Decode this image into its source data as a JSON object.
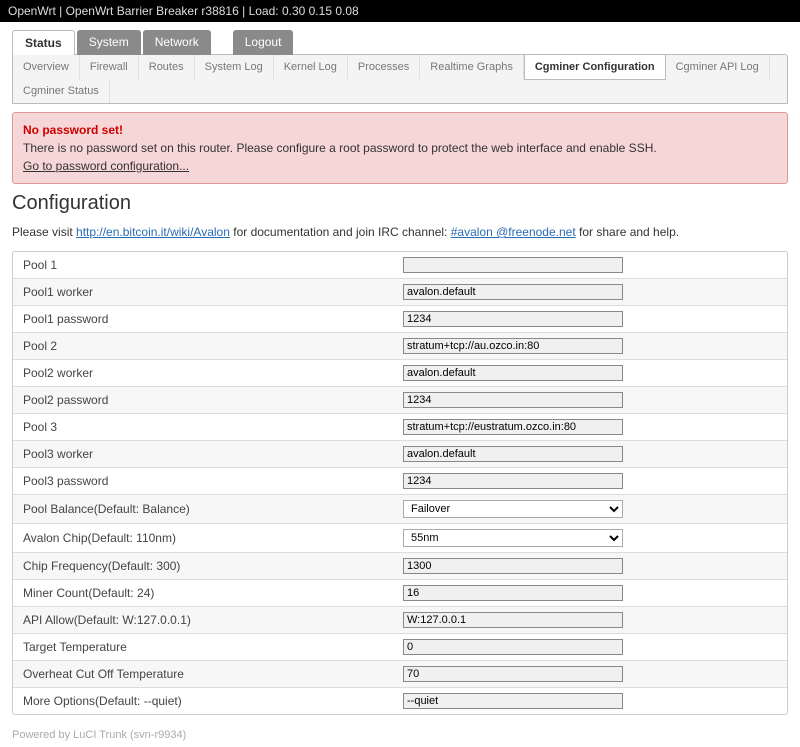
{
  "topbar": {
    "brand": "OpenWrt",
    "version": "OpenWrt Barrier Breaker r38816",
    "load": "Load: 0.30 0.15 0.08"
  },
  "mainTabs": {
    "status": "Status",
    "system": "System",
    "network": "Network",
    "logout": "Logout"
  },
  "subTabs": {
    "overview": "Overview",
    "firewall": "Firewall",
    "routes": "Routes",
    "syslog": "System Log",
    "kernlog": "Kernel Log",
    "processes": "Processes",
    "realtime": "Realtime Graphs",
    "cgconf": "Cgminer Configuration",
    "cgapi": "Cgminer API Log",
    "cgstatus": "Cgminer Status"
  },
  "warning": {
    "title": "No password set!",
    "text": "There is no password set on this router. Please configure a root password to protect the web interface and enable SSH.",
    "link": "Go to password configuration..."
  },
  "page": {
    "title": "Configuration",
    "intro_pre": "Please visit ",
    "intro_link1": "http://en.bitcoin.it/wiki/Avalon",
    "intro_mid": " for documentation and join IRC channel: ",
    "intro_link2": "#avalon @freenode.net",
    "intro_post": " for share and help."
  },
  "fields": {
    "pool1": {
      "label": "Pool 1",
      "value": ""
    },
    "pool1w": {
      "label": "Pool1 worker",
      "value": "avalon.default"
    },
    "pool1p": {
      "label": "Pool1 password",
      "value": "1234"
    },
    "pool2": {
      "label": "Pool 2",
      "value": "stratum+tcp://au.ozco.in:80"
    },
    "pool2w": {
      "label": "Pool2 worker",
      "value": "avalon.default"
    },
    "pool2p": {
      "label": "Pool2 password",
      "value": "1234"
    },
    "pool3": {
      "label": "Pool 3",
      "value": "stratum+tcp://eustratum.ozco.in:80"
    },
    "pool3w": {
      "label": "Pool3 worker",
      "value": "avalon.default"
    },
    "pool3p": {
      "label": "Pool3 password",
      "value": "1234"
    },
    "balance": {
      "label": "Pool Balance(Default: Balance)",
      "value": "Failover"
    },
    "chip": {
      "label": "Avalon Chip(Default: 110nm)",
      "value": "55nm"
    },
    "freq": {
      "label": "Chip Frequency(Default: 300)",
      "value": "1300"
    },
    "miners": {
      "label": "Miner Count(Default: 24)",
      "value": "16"
    },
    "api": {
      "label": "API Allow(Default: W:127.0.0.1)",
      "value": "W:127.0.0.1"
    },
    "target": {
      "label": "Target Temperature",
      "value": "0"
    },
    "overheat": {
      "label": "Overheat Cut Off Temperature",
      "value": "70"
    },
    "more": {
      "label": "More Options(Default: --quiet)",
      "value": "--quiet"
    }
  },
  "footer": "Powered by LuCI Trunk (svn-r9934)"
}
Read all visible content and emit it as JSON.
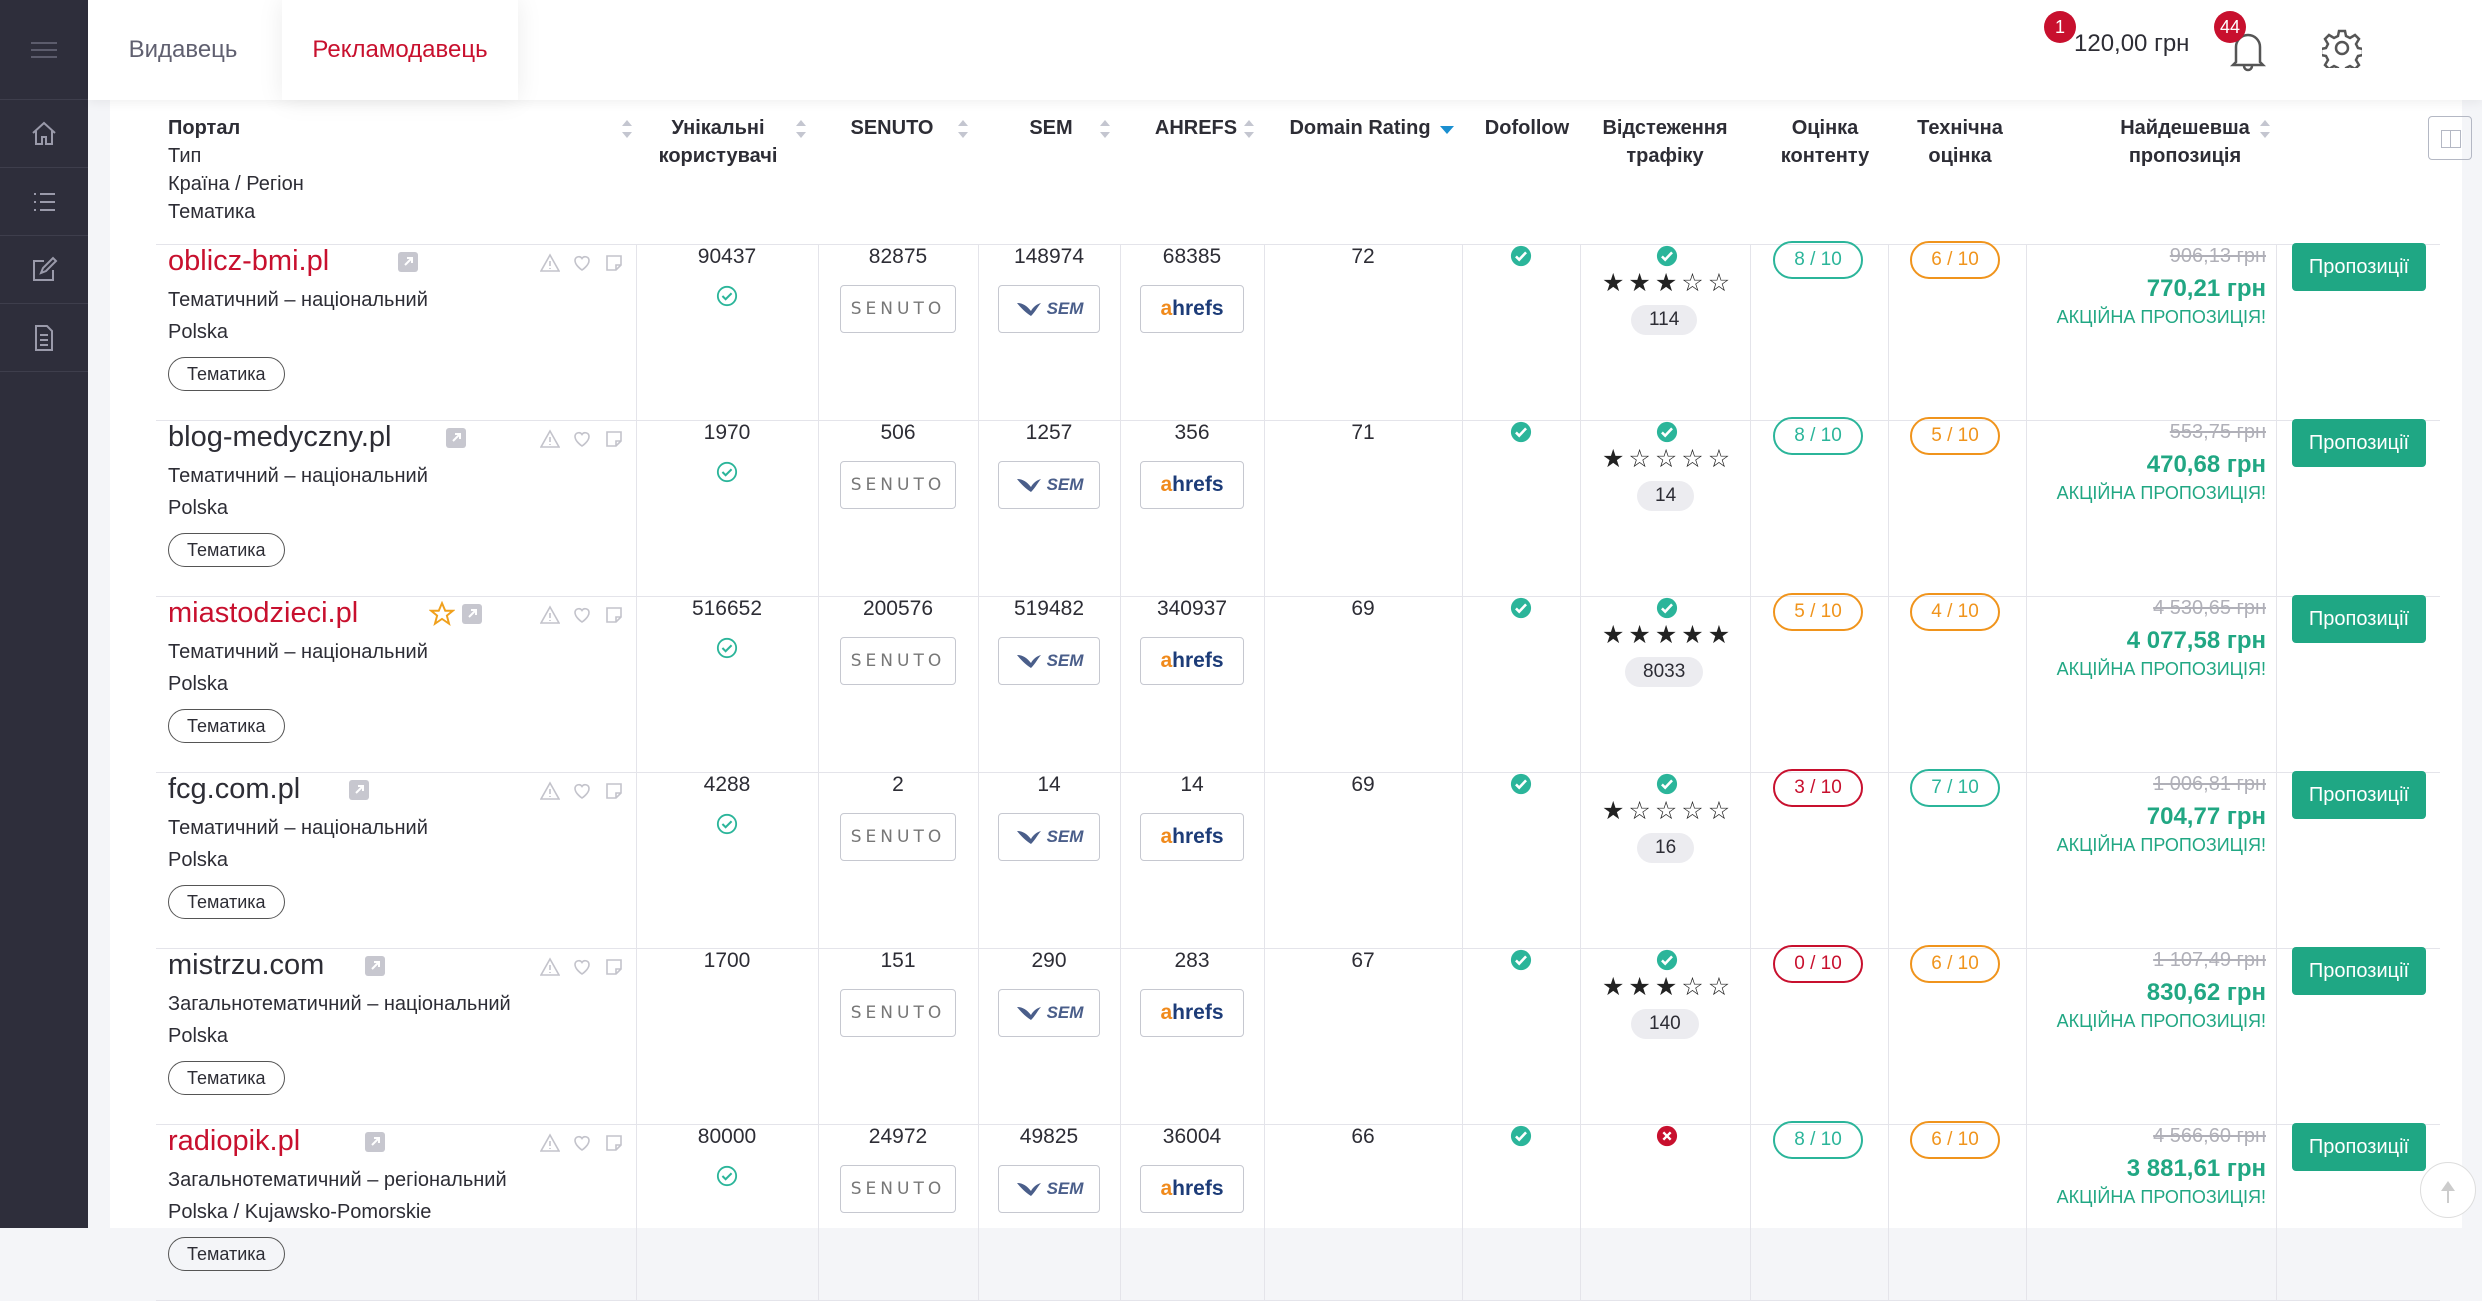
{
  "tabs": {
    "publisher": "Видавець",
    "advertiser": "Рекламодавець"
  },
  "header": {
    "balance": "120,00 грн",
    "balance_badge": "1",
    "notifications_badge": "44"
  },
  "columns": {
    "portal": [
      "Портал",
      "Тип",
      "Країна / Регіон",
      "Тематика"
    ],
    "unique_users": "Унікальні користувачі",
    "senuto": "SENUTO",
    "sem": "SEM",
    "ahrefs": "AHREFS",
    "domain_rating": "Domain Rating",
    "dofollow": "Dofollow",
    "traffic": "Відстеження трафіку",
    "content_score": "Оцінка контенту",
    "tech_score": "Технічна оцінка",
    "cheapest": "Найдешевша пропозиція"
  },
  "logos": {
    "senuto": "SENUTO",
    "sem": "SEM",
    "ahrefs_a": "a",
    "ahrefs_rest": "hrefs"
  },
  "rows": [
    {
      "domain": "oblicz-bmi.pl",
      "type": "Тематичний – національний",
      "region": "Polska",
      "tag": "Тематика",
      "users": "90437",
      "senuto": "82875",
      "sem": "148974",
      "ahrefs": "68385",
      "dr": "72",
      "stars": 3,
      "traffic_count": "114",
      "content": "8 / 10",
      "tech": "6 / 10",
      "old_price": "906,13 грн",
      "price": "770,21 грн",
      "promo": "АКЦІЙНА ПРОПОЗИЦІЯ!",
      "button": "Пропозиції"
    },
    {
      "domain": "blog-medyczny.pl",
      "type": "Тематичний – національний",
      "region": "Polska",
      "tag": "Тематика",
      "users": "1970",
      "senuto": "506",
      "sem": "1257",
      "ahrefs": "356",
      "dr": "71",
      "stars": 1,
      "traffic_count": "14",
      "content": "8 / 10",
      "tech": "5 / 10",
      "old_price": "553,75 грн",
      "price": "470,68 грн",
      "promo": "АКЦІЙНА ПРОПОЗИЦІЯ!",
      "button": "Пропозиції"
    },
    {
      "domain": "miastodzieci.pl",
      "type": "Тематичний – національний",
      "region": "Polska",
      "tag": "Тематика",
      "users": "516652",
      "senuto": "200576",
      "sem": "519482",
      "ahrefs": "340937",
      "dr": "69",
      "stars": 5,
      "traffic_count": "8033",
      "content": "5 / 10",
      "tech": "4 / 10",
      "old_price": "4 530,65 грн",
      "price": "4 077,58 грн",
      "promo": "АКЦІЙНА ПРОПОЗИЦІЯ!",
      "button": "Пропозиції"
    },
    {
      "domain": "fcg.com.pl",
      "type": "Тематичний – національний",
      "region": "Polska",
      "tag": "Тематика",
      "users": "4288",
      "senuto": "2",
      "sem": "14",
      "ahrefs": "14",
      "dr": "69",
      "stars": 1,
      "traffic_count": "16",
      "content": "3 / 10",
      "tech": "7 / 10",
      "old_price": "1 006,81 грн",
      "price": "704,77 грн",
      "promo": "АКЦІЙНА ПРОПОЗИЦІЯ!",
      "button": "Пропозиції"
    },
    {
      "domain": "mistrzu.com",
      "type": "Загальнотематичний – національний",
      "region": "Polska",
      "tag": "Тематика",
      "users": "1700",
      "senuto": "151",
      "sem": "290",
      "ahrefs": "283",
      "dr": "67",
      "stars": 3,
      "traffic_count": "140",
      "content": "0 / 10",
      "tech": "6 / 10",
      "old_price": "1 107,49 грн",
      "price": "830,62 грн",
      "promo": "АКЦІЙНА ПРОПОЗИЦІЯ!",
      "button": "Пропозиції"
    },
    {
      "domain": "radiopik.pl",
      "type": "Загальнотематичний – регіональний",
      "region": "Polska / Kujawsko-Pomorskie",
      "tag": "Тематика",
      "users": "80000",
      "senuto": "24972",
      "sem": "49825",
      "ahrefs": "36004",
      "dr": "66",
      "stars": 0,
      "traffic_count": "",
      "content": "8 / 10",
      "tech": "6 / 10",
      "old_price": "4 566,60 грн",
      "price": "3 881,61 грн",
      "promo": "АКЦІЙНА ПРОПОЗИЦІЯ!",
      "button": "Пропозиції"
    }
  ]
}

________________

** Exercise directions **
All lines that include "title" are to be gathered and copied.

** Answer to this exercise **
    "title": "No password set!",
    "title": "Configuration",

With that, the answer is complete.